[Extracted records]
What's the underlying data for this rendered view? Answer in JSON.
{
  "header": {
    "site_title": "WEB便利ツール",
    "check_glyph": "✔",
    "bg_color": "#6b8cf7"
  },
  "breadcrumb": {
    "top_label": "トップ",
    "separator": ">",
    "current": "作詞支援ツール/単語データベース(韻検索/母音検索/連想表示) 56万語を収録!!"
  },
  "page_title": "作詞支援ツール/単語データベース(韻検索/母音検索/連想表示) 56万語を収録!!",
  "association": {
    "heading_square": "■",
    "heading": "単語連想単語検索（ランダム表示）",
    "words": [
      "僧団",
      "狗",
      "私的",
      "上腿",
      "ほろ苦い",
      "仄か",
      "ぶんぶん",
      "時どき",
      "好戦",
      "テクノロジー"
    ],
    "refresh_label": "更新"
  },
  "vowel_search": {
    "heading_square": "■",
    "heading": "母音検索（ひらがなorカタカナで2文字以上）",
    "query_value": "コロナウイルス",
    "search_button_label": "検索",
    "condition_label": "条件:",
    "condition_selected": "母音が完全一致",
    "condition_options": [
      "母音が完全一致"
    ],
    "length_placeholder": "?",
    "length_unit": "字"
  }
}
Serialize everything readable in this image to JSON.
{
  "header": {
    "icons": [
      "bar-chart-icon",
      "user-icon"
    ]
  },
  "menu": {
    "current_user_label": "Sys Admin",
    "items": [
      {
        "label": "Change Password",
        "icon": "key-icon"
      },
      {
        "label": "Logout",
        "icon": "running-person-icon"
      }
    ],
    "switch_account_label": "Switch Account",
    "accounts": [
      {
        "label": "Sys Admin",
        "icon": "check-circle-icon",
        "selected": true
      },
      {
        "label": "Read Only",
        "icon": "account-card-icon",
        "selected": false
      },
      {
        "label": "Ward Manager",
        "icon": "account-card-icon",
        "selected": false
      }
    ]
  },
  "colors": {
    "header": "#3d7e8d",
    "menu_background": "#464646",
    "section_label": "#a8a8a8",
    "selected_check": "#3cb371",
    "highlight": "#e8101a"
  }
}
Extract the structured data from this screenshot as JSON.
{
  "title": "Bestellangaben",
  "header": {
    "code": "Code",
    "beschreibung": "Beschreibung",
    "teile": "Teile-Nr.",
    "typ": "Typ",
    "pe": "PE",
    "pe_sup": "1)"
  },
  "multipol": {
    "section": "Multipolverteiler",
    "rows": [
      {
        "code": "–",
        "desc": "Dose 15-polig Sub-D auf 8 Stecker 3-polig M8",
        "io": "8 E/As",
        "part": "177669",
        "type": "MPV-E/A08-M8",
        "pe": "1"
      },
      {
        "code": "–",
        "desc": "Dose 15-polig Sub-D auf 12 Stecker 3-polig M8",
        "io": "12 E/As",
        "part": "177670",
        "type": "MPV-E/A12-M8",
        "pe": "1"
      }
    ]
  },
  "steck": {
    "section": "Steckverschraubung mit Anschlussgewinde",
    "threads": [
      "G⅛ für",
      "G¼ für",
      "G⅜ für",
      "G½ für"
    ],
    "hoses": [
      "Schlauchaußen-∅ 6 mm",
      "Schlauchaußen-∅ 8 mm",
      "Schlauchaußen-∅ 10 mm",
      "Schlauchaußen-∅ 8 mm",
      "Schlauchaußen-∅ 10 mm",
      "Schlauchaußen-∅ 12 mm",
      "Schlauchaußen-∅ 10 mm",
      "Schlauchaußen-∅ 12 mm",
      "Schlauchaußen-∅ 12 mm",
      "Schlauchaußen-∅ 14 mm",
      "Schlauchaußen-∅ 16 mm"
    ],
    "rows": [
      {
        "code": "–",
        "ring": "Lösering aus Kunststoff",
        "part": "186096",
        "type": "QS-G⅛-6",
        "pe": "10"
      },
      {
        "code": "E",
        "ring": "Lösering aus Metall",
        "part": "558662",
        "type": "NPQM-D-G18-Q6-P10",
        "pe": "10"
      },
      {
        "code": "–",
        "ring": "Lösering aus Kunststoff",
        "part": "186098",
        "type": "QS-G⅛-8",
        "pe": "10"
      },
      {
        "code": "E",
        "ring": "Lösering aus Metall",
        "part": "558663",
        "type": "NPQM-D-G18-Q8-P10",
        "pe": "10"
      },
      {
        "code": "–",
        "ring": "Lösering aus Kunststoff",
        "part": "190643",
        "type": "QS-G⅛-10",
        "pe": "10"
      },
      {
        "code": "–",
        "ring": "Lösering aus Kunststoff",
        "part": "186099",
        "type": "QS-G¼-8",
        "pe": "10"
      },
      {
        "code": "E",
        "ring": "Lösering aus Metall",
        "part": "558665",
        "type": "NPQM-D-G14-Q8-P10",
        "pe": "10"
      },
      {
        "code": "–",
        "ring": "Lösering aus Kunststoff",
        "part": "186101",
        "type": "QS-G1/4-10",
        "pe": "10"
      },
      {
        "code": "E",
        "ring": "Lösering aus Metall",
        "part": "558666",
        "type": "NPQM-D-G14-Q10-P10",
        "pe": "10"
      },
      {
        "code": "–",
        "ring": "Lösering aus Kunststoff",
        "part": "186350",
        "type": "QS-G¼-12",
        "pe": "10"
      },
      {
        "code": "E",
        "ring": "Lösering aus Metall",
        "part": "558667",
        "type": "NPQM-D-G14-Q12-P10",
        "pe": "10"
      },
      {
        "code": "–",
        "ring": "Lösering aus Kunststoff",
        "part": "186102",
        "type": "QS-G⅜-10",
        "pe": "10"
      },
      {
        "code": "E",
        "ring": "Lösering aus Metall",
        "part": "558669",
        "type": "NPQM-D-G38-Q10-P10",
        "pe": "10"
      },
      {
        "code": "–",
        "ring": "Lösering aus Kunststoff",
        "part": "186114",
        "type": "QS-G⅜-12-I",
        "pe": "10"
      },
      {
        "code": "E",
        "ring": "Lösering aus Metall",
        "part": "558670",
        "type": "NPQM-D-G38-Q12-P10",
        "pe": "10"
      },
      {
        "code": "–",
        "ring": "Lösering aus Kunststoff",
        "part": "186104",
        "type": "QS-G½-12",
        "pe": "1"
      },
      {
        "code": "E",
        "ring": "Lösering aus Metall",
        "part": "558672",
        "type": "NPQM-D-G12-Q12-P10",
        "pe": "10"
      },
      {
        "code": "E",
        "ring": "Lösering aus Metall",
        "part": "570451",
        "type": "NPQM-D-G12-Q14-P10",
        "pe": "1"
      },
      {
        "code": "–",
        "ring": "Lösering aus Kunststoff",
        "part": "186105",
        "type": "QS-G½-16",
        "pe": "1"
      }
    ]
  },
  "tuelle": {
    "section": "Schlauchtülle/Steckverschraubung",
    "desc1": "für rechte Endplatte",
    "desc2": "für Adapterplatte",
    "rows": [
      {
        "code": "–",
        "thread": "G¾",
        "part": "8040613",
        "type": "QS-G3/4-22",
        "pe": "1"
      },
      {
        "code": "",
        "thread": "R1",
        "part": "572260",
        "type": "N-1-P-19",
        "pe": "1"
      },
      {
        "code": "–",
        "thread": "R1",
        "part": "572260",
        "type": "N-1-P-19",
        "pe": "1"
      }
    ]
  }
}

Exercise requirements: Every line of the material must be returned exactly as it appears.

Solution for this problem:
What's the underlying data for this rendered view? Answer in JSON.
{
  "header": {
    "site_title": "WEB便利ツール",
    "check_glyph": "✔",
    "bg_color": "#6b8cf7"
  },
  "breadcrumb": {
    "top_label": "トップ",
    "separator": ">",
    "current": "作詞支援ツール/単語データベース(韻検索/母音検索/連想表示) 56万語を収録!!"
  },
  "page_title": "作詞支援ツール/単語データベース(韻検索/母音検索/連想表示) 56万語を収録!!",
  "association": {
    "heading_square": "■",
    "heading": "単語連想単語検索（ランダム表示）",
    "words": [
      "僧団",
      "狗",
      "私的",
      "上腿",
      "ほろ苦い",
      "仄か",
      "ぶんぶん",
      "時どき",
      "好戦",
      "テクノロジー"
    ],
    "refresh_label": "更新"
  },
  "vowel_search": {
    "heading_square": "■",
    "heading": "母音検索（ひらがなorカタカナで2文字以上）",
    "query_value": "コロナウイルス",
    "search_button_label": "検索",
    "condition_label": "条件:",
    "condition_selected": "母音が完全一致",
    "condition_options": [
      "母音が完全一致"
    ],
    "length_placeholder": "?",
    "length_unit": "字"
  }
}
Serialize everything readable in this image to JSON.
{
  "header": {
    "icons": [
      "bar-chart-icon",
      "user-icon"
    ]
  },
  "menu": {
    "current_user_label": "Sys Admin",
    "items": [
      {
        "label": "Change Password",
        "icon": "key-icon"
      },
      {
        "label": "Logout",
        "icon": "running-person-icon"
      }
    ],
    "switch_account_label": "Switch Account",
    "accounts": [
      {
        "label": "Sys Admin",
        "icon": "check-circle-icon",
        "selected": true
      },
      {
        "label": "Read Only",
        "icon": "account-card-icon",
        "selected": false
      },
      {
        "label": "Ward Manager",
        "icon": "account-card-icon",
        "selected": false
      }
    ]
  },
  "colors": {
    "header": "#3d7e8d",
    "menu_background": "#464646",
    "section_label": "#a8a8a8",
    "selected_check": "#3cb371",
    "highlight": "#e8101a"
  }
}
Extract the structured data from this screenshot as JSON.
{
  "title": "Bestellangaben",
  "header": {
    "code": "Code",
    "beschreibung": "Beschreibung",
    "teile": "Teile-Nr.",
    "typ": "Typ",
    "pe": "PE",
    "pe_sup": "1)"
  },
  "multipol": {
    "section": "Multipolverteiler",
    "rows": [
      {
        "code": "–",
        "desc": "Dose 15-polig Sub-D auf 8 Stecker 3-polig M8",
        "io": "8 E/As",
        "part": "177669",
        "type": "MPV-E/A08-M8",
        "pe": "1"
      },
      {
        "code": "–",
        "desc": "Dose 15-polig Sub-D auf 12 Stecker 3-polig M8",
        "io": "12 E/As",
        "part": "177670",
        "type": "MPV-E/A12-M8",
        "pe": "1"
      }
    ]
  },
  "steck": {
    "section": "Steckverschraubung mit Anschlussgewinde",
    "threads": [
      "G⅛ für",
      "G¼ für",
      "G⅜ für",
      "G½ für"
    ],
    "hoses": [
      "Schlauchaußen-∅ 6 mm",
      "Schlauchaußen-∅ 8 mm",
      "Schlauchaußen-∅ 10 mm",
      "Schlauchaußen-∅ 8 mm",
      "Schlauchaußen-∅ 10 mm",
      "Schlauchaußen-∅ 12 mm",
      "Schlauchaußen-∅ 10 mm",
      "Schlauchaußen-∅ 12 mm",
      "Schlauchaußen-∅ 12 mm",
      "Schlauchaußen-∅ 14 mm",
      "Schlauchaußen-∅ 16 mm"
    ],
    "rows": [
      {
        "code": "–",
        "ring": "Lösering aus Kunststoff",
        "part": "186096",
        "type": "QS-G⅛-6",
        "pe": "10"
      },
      {
        "code": "E",
        "ring": "Lösering aus Metall",
        "part": "558662",
        "type": "NPQM-D-G18-Q6-P10",
        "pe": "10"
      },
      {
        "code": "–",
        "ring": "Lösering aus Kunststoff",
        "part": "186098",
        "type": "QS-G⅛-8",
        "pe": "10"
      },
      {
        "code": "E",
        "ring": "Lösering aus Metall",
        "part": "558663",
        "type": "NPQM-D-G18-Q8-P10",
        "pe": "10"
      },
      {
        "code": "–",
        "ring": "Lösering aus Kunststoff",
        "part": "190643",
        "type": "QS-G⅛-10",
        "pe": "10"
      },
      {
        "code": "–",
        "ring": "Lösering aus Kunststoff",
        "part": "186099",
        "type": "QS-G¼-8",
        "pe": "10"
      },
      {
        "code": "E",
        "ring": "Lösering aus Metall",
        "part": "558665",
        "type": "NPQM-D-G14-Q8-P10",
        "pe": "10"
      },
      {
        "code": "–",
        "ring": "Lösering aus Kunststoff",
        "part": "186101",
        "type": "QS-G1/4-10",
        "pe": "10"
      },
      {
        "code": "E",
        "ring": "Lösering aus Metall",
        "part": "558666",
        "type": "NPQM-D-G14-Q10-P10",
        "pe": "10"
      },
      {
        "code": "–",
        "ring": "Lösering aus Kunststoff",
        "part": "186350",
        "type": "QS-G¼-12",
        "pe": "10"
      },
      {
        "code": "E",
        "ring": "Lösering aus Metall",
        "part": "558667",
        "type": "NPQM-D-G14-Q12-P10",
        "pe": "10"
      },
      {
        "code": "–",
        "ring": "Lösering aus Kunststoff",
        "part": "186102",
        "type": "QS-G⅜-10",
        "pe": "10"
      },
      {
        "code": "E",
        "ring": "Lösering aus Metall",
        "part": "558669",
        "type": "NPQM-D-G38-Q10-P10",
        "pe": "10"
      },
      {
        "code": "–",
        "ring": "Lösering aus Kunststoff",
        "part": "186114",
        "type": "QS-G⅜-12-I",
        "pe": "10"
      },
      {
        "code": "E",
        "ring": "Lösering aus Metall",
        "part": "558670",
        "type": "NPQM-D-G38-Q12-P10",
        "pe": "10"
      },
      {
        "code": "–",
        "ring": "Lösering aus Kunststoff",
        "part": "186104",
        "type": "QS-G½-12",
        "pe": "1"
      },
      {
        "code": "E",
        "ring": "Lösering aus Metall",
        "part": "558672",
        "type": "NPQM-D-G12-Q12-P10",
        "pe": "10"
      },
      {
        "code": "E",
        "ring": "Lösering aus Metall",
        "part": "570451",
        "type": "NPQM-D-G12-Q14-P10",
        "pe": "1"
      },
      {
        "code": "–",
        "ring": "Lösering aus Kunststoff",
        "part": "186105",
        "type": "QS-G½-16",
        "pe": "1"
      }
    ]
  },
  "tuelle": {
    "section": "Schlauchtülle/Steckverschraubung",
    "desc1": "für rechte Endplatte",
    "desc2": "für Adapterplatte",
    "rows": [
      {
        "code": "–",
        "thread": "G¾",
        "part": "8040613",
        "type": "QS-G3/4-22",
        "pe": "1"
      },
      {
        "code": "",
        "thread": "R1",
        "part": "572260",
        "type": "N-1-P-19",
        "pe": "1"
      },
      {
        "code": "–",
        "thread": "R1",
        "part": "572260",
        "type": "N-1-P-19",
        "pe": "1"
      }
    ]
  }
}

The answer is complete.